_Required work_: An exact copy of all entries is required.

_Material for this exercise_:
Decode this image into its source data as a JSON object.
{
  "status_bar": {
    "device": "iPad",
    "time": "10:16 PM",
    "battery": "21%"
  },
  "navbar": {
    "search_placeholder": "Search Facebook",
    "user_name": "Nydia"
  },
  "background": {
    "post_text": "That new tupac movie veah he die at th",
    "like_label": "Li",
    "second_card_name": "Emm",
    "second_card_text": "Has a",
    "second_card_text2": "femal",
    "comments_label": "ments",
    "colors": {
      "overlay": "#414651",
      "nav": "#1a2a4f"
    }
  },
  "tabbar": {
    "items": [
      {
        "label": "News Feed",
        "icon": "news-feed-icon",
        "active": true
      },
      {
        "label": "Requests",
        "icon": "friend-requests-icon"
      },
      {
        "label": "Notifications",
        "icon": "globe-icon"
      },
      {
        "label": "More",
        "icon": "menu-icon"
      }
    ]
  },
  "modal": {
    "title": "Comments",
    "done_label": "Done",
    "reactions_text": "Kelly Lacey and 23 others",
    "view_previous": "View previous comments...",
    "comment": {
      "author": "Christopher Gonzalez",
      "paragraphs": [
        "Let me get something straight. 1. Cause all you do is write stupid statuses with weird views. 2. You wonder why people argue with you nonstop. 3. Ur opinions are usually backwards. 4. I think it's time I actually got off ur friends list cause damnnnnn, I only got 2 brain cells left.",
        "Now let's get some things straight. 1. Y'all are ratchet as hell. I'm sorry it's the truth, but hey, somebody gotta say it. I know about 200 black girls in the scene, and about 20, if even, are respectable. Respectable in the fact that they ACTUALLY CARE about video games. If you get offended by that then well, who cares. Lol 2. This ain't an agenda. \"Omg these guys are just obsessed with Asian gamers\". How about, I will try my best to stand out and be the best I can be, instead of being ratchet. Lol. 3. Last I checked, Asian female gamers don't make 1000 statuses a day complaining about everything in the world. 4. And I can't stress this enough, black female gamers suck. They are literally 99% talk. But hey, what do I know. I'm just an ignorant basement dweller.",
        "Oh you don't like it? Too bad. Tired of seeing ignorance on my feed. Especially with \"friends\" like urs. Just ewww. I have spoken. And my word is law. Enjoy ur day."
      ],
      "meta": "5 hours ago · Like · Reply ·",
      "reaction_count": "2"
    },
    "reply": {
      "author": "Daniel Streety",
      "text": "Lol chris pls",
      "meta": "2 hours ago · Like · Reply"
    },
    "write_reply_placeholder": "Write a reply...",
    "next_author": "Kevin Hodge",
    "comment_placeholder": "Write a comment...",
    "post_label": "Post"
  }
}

_Reply to the task_:
Decode this image into its source data as a JSON object.
{
  "status_bar": {
    "device": "iPad",
    "time": "10:16 PM",
    "battery": "21%"
  },
  "navbar": {
    "search_placeholder": "Search Facebook",
    "user_name": "Nydia"
  },
  "background": {
    "post_text": "That new tupac movie veah he die at th",
    "like_label": "Li",
    "second_card_name": "Emm",
    "second_card_text": "Has a",
    "second_card_text2": "femal",
    "comments_label": "ments",
    "colors": {
      "overlay": "#414651",
      "nav": "#1a2a4f"
    }
  },
  "tabbar": {
    "items": [
      {
        "label": "News Feed",
        "icon": "news-feed-icon",
        "active": true
      },
      {
        "label": "Requests",
        "icon": "friend-requests-icon"
      },
      {
        "label": "Notifications",
        "icon": "globe-icon"
      },
      {
        "label": "More",
        "icon": "menu-icon"
      }
    ]
  },
  "modal": {
    "title": "Comments",
    "done_label": "Done",
    "reactions_text": "Kelly Lacey and 23 others",
    "view_previous": "View previous comments...",
    "comment": {
      "author": "Christopher Gonzalez",
      "paragraphs": [
        "Let me get something straight. 1. Cause all you do is write stupid statuses with weird views. 2. You wonder why people argue with you nonstop. 3. Ur opinions are usually backwards. 4. I think it's time I actually got off ur friends list cause damnnnnn, I only got 2 brain cells left.",
        "Now let's get some things straight. 1. Y'all are ratchet as hell. I'm sorry it's the truth, but hey, somebody gotta say it. I know about 200 black girls in the scene, and about 20, if even, are respectable. Respectable in the fact that they ACTUALLY CARE about video games. If you get offended by that then well, who cares. Lol 2. This ain't an agenda. \"Omg these guys are just obsessed with Asian gamers\". How about, I will try my best to stand out and be the best I can be, instead of being ratchet. Lol. 3. Last I checked, Asian female gamers don't make 1000 statuses a day complaining about everything in the world. 4. And I can't stress this enough, black female gamers suck. They are literally 99% talk. But hey, what do I know. I'm just an ignorant basement dweller.",
        "Oh you don't like it? Too bad. Tired of seeing ignorance on my feed. Especially with \"friends\" like urs. Just ewww. I have spoken. And my word is law. Enjoy ur day."
      ],
      "meta": "5 hours ago · Like · Reply ·",
      "reaction_count": "2"
    },
    "reply": {
      "author": "Daniel Streety",
      "text": "Lol chris pls",
      "meta": "2 hours ago · Like · Reply"
    },
    "write_reply_placeholder": "Write a reply...",
    "next_author": "Kevin Hodge",
    "comment_placeholder": "Write a comment...",
    "post_label": "Post"
  }
}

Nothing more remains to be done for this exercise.